■ **EXERCISE TASKS**:
(a) Copy the event tag reference word for word, beginning at "Set the altitude" and stopping after "a floating platform).".
(b) Write the next part of the event tag reference, picking up right after its final sentence.

■ **EXCERPT PROVIDED**:
----------

Add a water reflection — [reflection=on]

Add [reflection=on] so the engine draws a mirrored reflection of the event on reflective water tiles, the same way the player is reflected. It has no effect if water reflections are disabled globally.

Set the altitude layer — [z=N]

[z=N] places the event on altitude layer N (an integer). The layer affects both the draw order and which level the player interacts with the event on. It is how multi-level structures such as bridges keep their upper and lower events apart. Leave it unset unless you are building layered terrain.

Offset the event on screen

[offset_x=N] and [offset_y=N] nudge the event away from its tile visually, without moving it logically: its position for collisions and triggers stays on the tile. The value is expressed in the engine's internal screen units, where one tile spans 32 units, so [offset_y=-8] lifts the event by a quarter of a tile.

  • [offset_y=N] — vertical. A positive value moves the event down, a negative value moves it up. Use a negative value to make an event hover above the ground (a flying creature, a floating platform).

----------

■ **DATA EXCERPTS**:
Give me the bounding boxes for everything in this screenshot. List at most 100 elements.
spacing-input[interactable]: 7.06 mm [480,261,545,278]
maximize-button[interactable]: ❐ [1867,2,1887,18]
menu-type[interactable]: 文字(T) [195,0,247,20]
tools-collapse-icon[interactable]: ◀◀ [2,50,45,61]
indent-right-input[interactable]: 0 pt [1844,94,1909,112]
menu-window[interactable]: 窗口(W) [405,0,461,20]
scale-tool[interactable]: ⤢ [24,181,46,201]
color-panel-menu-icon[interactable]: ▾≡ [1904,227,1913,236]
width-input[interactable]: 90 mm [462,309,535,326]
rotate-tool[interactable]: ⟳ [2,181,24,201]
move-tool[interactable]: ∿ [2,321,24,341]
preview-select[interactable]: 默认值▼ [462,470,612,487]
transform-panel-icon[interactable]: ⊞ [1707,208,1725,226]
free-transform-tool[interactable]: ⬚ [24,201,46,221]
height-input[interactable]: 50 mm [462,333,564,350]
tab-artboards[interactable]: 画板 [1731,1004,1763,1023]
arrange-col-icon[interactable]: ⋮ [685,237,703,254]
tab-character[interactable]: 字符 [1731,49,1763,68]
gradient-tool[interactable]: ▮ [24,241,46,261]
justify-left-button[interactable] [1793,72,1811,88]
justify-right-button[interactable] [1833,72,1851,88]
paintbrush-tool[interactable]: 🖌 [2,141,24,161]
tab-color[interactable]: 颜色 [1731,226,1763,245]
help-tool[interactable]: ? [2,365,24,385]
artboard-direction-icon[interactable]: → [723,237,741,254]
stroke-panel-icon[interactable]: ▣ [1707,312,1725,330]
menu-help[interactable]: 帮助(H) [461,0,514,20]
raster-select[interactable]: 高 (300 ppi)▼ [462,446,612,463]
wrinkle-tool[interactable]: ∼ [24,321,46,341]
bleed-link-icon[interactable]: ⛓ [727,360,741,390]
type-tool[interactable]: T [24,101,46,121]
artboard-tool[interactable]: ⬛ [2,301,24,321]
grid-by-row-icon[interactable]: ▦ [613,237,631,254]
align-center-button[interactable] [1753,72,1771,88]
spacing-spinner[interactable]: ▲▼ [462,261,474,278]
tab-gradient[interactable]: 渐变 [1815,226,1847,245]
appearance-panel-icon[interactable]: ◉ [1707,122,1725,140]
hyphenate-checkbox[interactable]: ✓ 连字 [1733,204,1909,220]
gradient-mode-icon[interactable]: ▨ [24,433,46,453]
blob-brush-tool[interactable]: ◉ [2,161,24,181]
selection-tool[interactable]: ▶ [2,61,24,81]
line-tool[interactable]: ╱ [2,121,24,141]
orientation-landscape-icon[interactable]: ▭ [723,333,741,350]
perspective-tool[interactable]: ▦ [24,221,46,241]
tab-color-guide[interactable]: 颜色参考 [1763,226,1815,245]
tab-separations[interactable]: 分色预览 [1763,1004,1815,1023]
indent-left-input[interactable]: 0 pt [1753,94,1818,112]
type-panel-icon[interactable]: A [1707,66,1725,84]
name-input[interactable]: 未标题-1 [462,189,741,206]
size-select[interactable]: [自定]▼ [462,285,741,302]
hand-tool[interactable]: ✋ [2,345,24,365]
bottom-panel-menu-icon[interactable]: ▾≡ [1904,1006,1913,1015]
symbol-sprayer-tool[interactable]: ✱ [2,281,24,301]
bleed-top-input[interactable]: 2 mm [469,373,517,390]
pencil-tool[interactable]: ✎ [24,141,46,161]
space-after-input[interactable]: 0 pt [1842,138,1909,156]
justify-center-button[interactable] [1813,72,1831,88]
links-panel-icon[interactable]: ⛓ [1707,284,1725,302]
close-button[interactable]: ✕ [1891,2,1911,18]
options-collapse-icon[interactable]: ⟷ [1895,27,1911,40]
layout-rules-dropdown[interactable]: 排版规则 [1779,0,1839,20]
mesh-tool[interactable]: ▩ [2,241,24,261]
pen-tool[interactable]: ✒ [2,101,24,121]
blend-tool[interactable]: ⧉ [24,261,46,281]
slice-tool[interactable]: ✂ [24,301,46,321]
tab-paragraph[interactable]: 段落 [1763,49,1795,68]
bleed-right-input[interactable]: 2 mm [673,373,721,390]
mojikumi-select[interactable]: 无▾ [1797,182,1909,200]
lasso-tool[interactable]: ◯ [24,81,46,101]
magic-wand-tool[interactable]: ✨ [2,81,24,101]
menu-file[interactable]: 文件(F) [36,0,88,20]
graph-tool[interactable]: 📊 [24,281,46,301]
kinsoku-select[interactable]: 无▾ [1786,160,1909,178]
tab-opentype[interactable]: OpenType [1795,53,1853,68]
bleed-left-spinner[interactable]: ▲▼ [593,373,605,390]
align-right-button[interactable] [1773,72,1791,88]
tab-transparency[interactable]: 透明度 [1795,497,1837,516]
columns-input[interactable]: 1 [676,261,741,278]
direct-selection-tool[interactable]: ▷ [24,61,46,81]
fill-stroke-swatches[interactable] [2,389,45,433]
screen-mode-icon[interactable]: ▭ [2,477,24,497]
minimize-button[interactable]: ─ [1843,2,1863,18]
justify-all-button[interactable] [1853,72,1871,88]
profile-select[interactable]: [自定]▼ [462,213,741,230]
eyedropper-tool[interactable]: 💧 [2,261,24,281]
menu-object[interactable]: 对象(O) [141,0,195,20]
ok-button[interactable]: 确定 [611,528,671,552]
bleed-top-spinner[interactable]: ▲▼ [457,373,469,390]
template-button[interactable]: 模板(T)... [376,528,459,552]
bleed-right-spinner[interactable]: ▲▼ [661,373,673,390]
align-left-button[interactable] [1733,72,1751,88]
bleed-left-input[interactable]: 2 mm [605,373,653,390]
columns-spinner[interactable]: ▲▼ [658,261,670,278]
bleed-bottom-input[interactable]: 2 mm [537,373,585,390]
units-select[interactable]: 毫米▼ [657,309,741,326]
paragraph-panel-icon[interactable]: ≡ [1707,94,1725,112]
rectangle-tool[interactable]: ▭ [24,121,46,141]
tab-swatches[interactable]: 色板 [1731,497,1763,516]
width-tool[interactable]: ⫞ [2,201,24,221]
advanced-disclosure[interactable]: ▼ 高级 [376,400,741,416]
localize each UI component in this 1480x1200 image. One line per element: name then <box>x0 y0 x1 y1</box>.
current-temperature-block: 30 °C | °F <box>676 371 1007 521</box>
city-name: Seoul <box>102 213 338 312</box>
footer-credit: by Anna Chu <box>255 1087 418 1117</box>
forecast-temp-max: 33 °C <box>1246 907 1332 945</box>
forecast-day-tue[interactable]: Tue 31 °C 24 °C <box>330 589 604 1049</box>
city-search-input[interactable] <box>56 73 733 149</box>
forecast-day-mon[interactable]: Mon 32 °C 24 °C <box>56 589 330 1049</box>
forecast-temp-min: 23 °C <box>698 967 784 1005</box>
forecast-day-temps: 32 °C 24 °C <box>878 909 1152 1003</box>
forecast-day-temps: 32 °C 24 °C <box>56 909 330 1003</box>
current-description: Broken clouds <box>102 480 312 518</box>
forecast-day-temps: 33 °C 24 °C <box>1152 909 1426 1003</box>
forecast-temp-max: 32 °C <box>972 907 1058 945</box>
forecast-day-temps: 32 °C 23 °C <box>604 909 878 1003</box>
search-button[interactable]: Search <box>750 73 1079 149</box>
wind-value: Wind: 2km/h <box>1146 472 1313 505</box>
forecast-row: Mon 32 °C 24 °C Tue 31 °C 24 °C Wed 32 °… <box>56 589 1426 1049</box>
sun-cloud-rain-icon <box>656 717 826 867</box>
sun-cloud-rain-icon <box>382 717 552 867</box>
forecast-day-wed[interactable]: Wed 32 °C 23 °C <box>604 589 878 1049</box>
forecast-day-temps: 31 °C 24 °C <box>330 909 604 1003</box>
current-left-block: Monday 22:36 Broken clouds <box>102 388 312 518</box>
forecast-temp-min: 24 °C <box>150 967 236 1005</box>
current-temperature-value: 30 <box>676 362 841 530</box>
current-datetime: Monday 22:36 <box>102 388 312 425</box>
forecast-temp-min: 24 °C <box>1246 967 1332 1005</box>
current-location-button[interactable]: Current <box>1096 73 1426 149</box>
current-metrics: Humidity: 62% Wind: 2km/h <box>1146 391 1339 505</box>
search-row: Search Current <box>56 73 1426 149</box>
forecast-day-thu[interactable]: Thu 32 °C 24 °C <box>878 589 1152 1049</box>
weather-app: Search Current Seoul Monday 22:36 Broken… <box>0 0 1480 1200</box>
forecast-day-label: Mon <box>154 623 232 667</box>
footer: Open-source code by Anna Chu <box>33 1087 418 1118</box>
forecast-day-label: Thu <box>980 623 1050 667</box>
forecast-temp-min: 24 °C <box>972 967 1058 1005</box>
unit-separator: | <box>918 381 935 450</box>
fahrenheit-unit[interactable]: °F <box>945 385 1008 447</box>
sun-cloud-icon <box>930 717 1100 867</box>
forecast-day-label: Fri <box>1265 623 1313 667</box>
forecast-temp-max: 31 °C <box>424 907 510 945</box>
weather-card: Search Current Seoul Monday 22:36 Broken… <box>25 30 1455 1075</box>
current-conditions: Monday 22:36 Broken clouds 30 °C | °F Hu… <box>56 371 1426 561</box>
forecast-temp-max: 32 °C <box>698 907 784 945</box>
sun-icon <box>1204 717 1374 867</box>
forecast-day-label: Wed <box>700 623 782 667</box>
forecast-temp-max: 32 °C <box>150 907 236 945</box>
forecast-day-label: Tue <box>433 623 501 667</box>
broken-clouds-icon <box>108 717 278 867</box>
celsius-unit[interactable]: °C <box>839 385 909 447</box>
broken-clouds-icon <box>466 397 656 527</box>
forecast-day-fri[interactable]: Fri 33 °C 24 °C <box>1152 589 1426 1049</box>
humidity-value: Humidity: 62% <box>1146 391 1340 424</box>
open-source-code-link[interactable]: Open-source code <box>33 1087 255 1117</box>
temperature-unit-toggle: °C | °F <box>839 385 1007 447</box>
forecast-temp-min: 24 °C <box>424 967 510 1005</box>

----------

■ **RESPONSES TO THE TASKS**:
(a)
Set the altitude layer — [z=N]

[z=N] places the event on altitude layer N (an integer). The layer affects both the draw order and which level the player interacts with the event on. It is how multi-level structures such as bridges keep their upper and lower events apart. Leave it unset unless you are building layered terrain.

Offset the event on screen

[offset_x=N] and [offset_y=N] nudge the event away from its tile visually, without moving it logically: its position for collisions and triggers stays on the tile. The value is expressed in the engine's internal screen units, where one tile spans 32 units, so [offset_y=-8] lifts the event by a quarter of a tile.

  • [offset_y=N] — vertical. A positive value moves the event down, a negative value moves it up. Use a negative value to make an event hover above the ground (a flying creature, a floating platform).

(b)
  • [offset_x=N] — horizontal. The same offset is also applied to the event's shadow, so it stays aligned under the sprite.

Visibility

Hide the sprite entirely — [sprite=off]

Some events exist only to run logic: an autorun event that drives a cutscene, a parallel-process event that watches a condition. They have no reason to be drawn. [sprite=off] tells PSDK not to create any sprite for the event at all, which is lighter than giving it a blank graphic or zero opacity. The event still runs according to its trigger.

Create an invisible object — invisible_ (or OBJ_INVISIBLE)

A hidden item on the ground has no visible graphic, yet the player can pick it up by facing the spot and pressing the action key, and the Itemfinder can locate it. Put invisible_ anywhere in the name (or name the event exactly OBJ_INVISIBLE) to get this behavior: the event becomes triggerable by facing it even without a graphic, and the Itemfinder's search includes it (within a range of about 10 tiles horizontally and 7 vertically).

Movement behavior

Walk on water — surf_

A swimmer or a water Pokémon should move on water and be blocked on land, the opposite of a normal character. Put surf_ anywhere in the name (surf_Swimmer): the event can then only step on surfable water tiles, and is blocked on land, waterfalls and whirlpools.

Ignore sliding tiles — [noslide=on]

Ice and current tiles normally force a character to keep sliding in one direction. Add [noslide=on] so the event ignores them and moves tile by tile as usual.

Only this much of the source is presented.